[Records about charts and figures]

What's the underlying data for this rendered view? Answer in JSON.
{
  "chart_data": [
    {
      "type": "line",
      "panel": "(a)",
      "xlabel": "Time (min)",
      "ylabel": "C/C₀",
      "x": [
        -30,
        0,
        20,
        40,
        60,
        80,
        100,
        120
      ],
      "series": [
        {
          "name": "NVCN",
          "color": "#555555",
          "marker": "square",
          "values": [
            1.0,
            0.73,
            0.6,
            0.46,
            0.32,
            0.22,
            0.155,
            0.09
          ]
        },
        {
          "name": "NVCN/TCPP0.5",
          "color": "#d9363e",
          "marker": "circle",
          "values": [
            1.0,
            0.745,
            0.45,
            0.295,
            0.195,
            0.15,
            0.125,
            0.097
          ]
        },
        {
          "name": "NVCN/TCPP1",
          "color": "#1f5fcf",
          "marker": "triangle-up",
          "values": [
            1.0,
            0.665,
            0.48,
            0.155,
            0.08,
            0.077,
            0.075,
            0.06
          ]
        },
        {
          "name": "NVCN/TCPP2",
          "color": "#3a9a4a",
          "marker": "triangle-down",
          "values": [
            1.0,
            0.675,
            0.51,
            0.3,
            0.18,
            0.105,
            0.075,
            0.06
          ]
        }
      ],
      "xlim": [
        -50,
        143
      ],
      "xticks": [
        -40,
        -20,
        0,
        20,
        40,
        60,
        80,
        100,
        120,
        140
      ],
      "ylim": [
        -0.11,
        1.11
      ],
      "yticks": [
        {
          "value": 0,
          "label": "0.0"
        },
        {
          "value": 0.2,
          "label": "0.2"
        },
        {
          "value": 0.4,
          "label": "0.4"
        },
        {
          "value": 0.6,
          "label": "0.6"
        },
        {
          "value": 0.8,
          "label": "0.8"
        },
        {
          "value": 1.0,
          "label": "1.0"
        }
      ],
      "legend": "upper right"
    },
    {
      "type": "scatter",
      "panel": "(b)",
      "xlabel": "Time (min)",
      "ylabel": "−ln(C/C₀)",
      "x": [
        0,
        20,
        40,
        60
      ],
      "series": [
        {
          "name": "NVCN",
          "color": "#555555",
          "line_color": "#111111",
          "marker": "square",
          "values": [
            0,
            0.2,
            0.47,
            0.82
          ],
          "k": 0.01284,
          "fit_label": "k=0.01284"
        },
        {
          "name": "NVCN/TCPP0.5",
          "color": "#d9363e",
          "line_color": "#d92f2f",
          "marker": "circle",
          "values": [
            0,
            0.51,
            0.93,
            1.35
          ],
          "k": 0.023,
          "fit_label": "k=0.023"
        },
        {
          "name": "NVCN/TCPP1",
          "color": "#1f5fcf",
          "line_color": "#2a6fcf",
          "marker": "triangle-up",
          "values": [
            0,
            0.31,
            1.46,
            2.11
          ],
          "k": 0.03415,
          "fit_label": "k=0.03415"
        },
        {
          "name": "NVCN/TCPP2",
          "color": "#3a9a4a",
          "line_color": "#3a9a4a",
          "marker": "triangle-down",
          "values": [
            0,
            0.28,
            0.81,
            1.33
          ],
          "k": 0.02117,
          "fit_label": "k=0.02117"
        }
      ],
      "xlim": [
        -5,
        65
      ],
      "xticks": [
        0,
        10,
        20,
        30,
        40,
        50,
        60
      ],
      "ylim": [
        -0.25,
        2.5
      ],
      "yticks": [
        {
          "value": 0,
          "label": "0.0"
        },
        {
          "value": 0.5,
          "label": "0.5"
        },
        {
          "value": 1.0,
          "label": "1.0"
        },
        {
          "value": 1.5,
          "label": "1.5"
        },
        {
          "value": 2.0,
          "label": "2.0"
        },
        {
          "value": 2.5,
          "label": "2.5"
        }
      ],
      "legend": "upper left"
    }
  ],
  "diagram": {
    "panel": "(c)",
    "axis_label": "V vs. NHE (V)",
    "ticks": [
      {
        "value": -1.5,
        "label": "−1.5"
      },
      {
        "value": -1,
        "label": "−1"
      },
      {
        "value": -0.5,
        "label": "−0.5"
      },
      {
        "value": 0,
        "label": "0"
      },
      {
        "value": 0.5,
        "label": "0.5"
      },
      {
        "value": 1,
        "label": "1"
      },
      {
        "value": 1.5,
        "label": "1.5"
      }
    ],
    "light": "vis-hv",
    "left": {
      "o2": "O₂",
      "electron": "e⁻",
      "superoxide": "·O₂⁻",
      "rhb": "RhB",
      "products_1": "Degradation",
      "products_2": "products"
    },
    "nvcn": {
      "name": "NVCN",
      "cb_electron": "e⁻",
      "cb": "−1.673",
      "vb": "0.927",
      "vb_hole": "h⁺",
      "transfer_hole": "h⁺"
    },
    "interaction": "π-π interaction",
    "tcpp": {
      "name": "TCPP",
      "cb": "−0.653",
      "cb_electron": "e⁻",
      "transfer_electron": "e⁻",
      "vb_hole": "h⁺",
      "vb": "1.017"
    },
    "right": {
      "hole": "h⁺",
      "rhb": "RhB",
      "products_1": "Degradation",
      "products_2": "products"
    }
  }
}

§ WORK TO DO:
Copy out the whole listing, exactly as written.

§ TASK SOLUTION:
What's the underlying data for this rendered view? Answer in JSON.
{
  "chart_data": [
    {
      "type": "line",
      "panel": "(a)",
      "xlabel": "Time (min)",
      "ylabel": "C/C₀",
      "x": [
        -30,
        0,
        20,
        40,
        60,
        80,
        100,
        120
      ],
      "series": [
        {
          "name": "NVCN",
          "color": "#555555",
          "marker": "square",
          "values": [
            1.0,
            0.73,
            0.6,
            0.46,
            0.32,
            0.22,
            0.155,
            0.09
          ]
        },
        {
          "name": "NVCN/TCPP0.5",
          "color": "#d9363e",
          "marker": "circle",
          "values": [
            1.0,
            0.745,
            0.45,
            0.295,
            0.195,
            0.15,
            0.125,
            0.097
          ]
        },
        {
          "name": "NVCN/TCPP1",
          "color": "#1f5fcf",
          "marker": "triangle-up",
          "values": [
            1.0,
            0.665,
            0.48,
            0.155,
            0.08,
            0.077,
            0.075,
            0.06
          ]
        },
        {
          "name": "NVCN/TCPP2",
          "color": "#3a9a4a",
          "marker": "triangle-down",
          "values": [
            1.0,
            0.675,
            0.51,
            0.3,
            0.18,
            0.105,
            0.075,
            0.06
          ]
        }
      ],
      "xlim": [
        -50,
        143
      ],
      "xticks": [
        -40,
        -20,
        0,
        20,
        40,
        60,
        80,
        100,
        120,
        140
      ],
      "ylim": [
        -0.11,
        1.11
      ],
      "yticks": [
        {
          "value": 0,
          "label": "0.0"
        },
        {
          "value": 0.2,
          "label": "0.2"
        },
        {
          "value": 0.4,
          "label": "0.4"
        },
        {
          "value": 0.6,
          "label": "0.6"
        },
        {
          "value": 0.8,
          "label": "0.8"
        },
        {
          "value": 1.0,
          "label": "1.0"
        }
      ],
      "legend": "upper right"
    },
    {
      "type": "scatter",
      "panel": "(b)",
      "xlabel": "Time (min)",
      "ylabel": "−ln(C/C₀)",
      "x": [
        0,
        20,
        40,
        60
      ],
      "series": [
        {
          "name": "NVCN",
          "color": "#555555",
          "line_color": "#111111",
          "marker": "square",
          "values": [
            0,
            0.2,
            0.47,
            0.82
          ],
          "k": 0.01284,
          "fit_label": "k=0.01284"
        },
        {
          "name": "NVCN/TCPP0.5",
          "color": "#d9363e",
          "line_color": "#d92f2f",
          "marker": "circle",
          "values": [
            0,
            0.51,
            0.93,
            1.35
          ],
          "k": 0.023,
          "fit_label": "k=0.023"
        },
        {
          "name": "NVCN/TCPP1",
          "color": "#1f5fcf",
          "line_color": "#2a6fcf",
          "marker": "triangle-up",
          "values": [
            0,
            0.31,
            1.46,
            2.11
          ],
          "k": 0.03415,
          "fit_label": "k=0.03415"
        },
        {
          "name": "NVCN/TCPP2",
          "color": "#3a9a4a",
          "line_color": "#3a9a4a",
          "marker": "triangle-down",
          "values": [
            0,
            0.28,
            0.81,
            1.33
          ],
          "k": 0.02117,
          "fit_label": "k=0.02117"
        }
      ],
      "xlim": [
        -5,
        65
      ],
      "xticks": [
        0,
        10,
        20,
        30,
        40,
        50,
        60
      ],
      "ylim": [
        -0.25,
        2.5
      ],
      "yticks": [
        {
          "value": 0,
          "label": "0.0"
        },
        {
          "value": 0.5,
          "label": "0.5"
        },
        {
          "value": 1.0,
          "label": "1.0"
        },
        {
          "value": 1.5,
          "label": "1.5"
        },
        {
          "value": 2.0,
          "label": "2.0"
        },
        {
          "value": 2.5,
          "label": "2.5"
        }
      ],
      "legend": "upper left"
    }
  ],
  "diagram": {
    "panel": "(c)",
    "axis_label": "V vs. NHE (V)",
    "ticks": [
      {
        "value": -1.5,
        "label": "−1.5"
      },
      {
        "value": -1,
        "label": "−1"
      },
      {
        "value": -0.5,
        "label": "−0.5"
      },
      {
        "value": 0,
        "label": "0"
      },
      {
        "value": 0.5,
        "label": "0.5"
      },
      {
        "value": 1,
        "label": "1"
      },
      {
        "value": 1.5,
        "label": "1.5"
      }
    ],
    "light": "vis-hv",
    "left": {
      "o2": "O₂",
      "electron": "e⁻",
      "superoxide": "·O₂⁻",
      "rhb": "RhB",
      "products_1": "Degradation",
      "products_2": "products"
    },
    "nvcn": {
      "name": "NVCN",
      "cb_electron": "e⁻",
      "cb": "−1.673",
      "vb": "0.927",
      "vb_hole": "h⁺",
      "transfer_hole": "h⁺"
    },
    "interaction": "π-π interaction",
    "tcpp": {
      "name": "TCPP",
      "cb": "−0.653",
      "cb_electron": "e⁻",
      "transfer_electron": "e⁻",
      "vb_hole": "h⁺",
      "vb": "1.017"
    },
    "right": {
      "hole": "h⁺",
      "rhb": "RhB",
      "products_1": "Degradation",
      "products_2": "products"
    }
  }
}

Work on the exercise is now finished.